# Problem:
Repeat, exactly and completely, the entries shown underneath.

* BEGIN The data *

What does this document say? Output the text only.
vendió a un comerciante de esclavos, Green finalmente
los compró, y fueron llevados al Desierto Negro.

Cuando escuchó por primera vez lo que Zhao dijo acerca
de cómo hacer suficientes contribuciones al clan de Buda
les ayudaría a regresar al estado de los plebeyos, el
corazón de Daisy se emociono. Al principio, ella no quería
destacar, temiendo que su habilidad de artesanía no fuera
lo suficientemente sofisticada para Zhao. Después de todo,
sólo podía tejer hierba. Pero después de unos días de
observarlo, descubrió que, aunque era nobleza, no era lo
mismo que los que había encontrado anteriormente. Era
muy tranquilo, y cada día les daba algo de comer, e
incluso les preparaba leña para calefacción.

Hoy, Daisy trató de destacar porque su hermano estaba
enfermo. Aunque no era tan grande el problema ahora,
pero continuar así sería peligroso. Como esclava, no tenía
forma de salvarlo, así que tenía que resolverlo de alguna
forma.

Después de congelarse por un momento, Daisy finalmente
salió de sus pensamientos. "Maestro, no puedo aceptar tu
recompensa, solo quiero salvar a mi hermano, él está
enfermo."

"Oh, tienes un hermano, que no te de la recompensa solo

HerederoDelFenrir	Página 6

* END The data *

# Solved exercise:
What does this document say? Output the text only.
vendió a un comerciante de esclavos, Green finalmente
los compró, y fueron llevados al Desierto Negro.

Cuando escuchó por primera vez lo que Zhao dijo acerca
de cómo hacer suficientes contribuciones al clan de Buda
les ayudaría a regresar al estado de los plebeyos, el
corazón de Daisy se emociono. Al principio, ella no quería
destacar, temiendo que su habilidad de artesanía no fuera
lo suficientemente sofisticada para Zhao. Después de todo,
sólo podía tejer hierba. Pero después de unos días de
observarlo, descubrió que, aunque era nobleza, no era lo
mismo que los que había encontrado anteriormente. Era
muy tranquilo, y cada día les daba algo de comer, e
incluso les preparaba leña para calefacción.

Hoy, Daisy trató de destacar porque su hermano estaba
enfermo. Aunque no era tan grande el problema ahora,
pero continuar así sería peligroso. Como esclava, no tenía
forma de salvarlo, así que tenía que resolverlo de alguna
forma.

Después de congelarse por un momento, Daisy finalmente
salió de sus pensamientos. "Maestro, no puedo aceptar tu
recompensa, solo quiero salvar a mi hermano, él está
enfermo."

"Oh, tienes un hermano, que no te de la recompensa solo

HerederoDelFenrir	Página 6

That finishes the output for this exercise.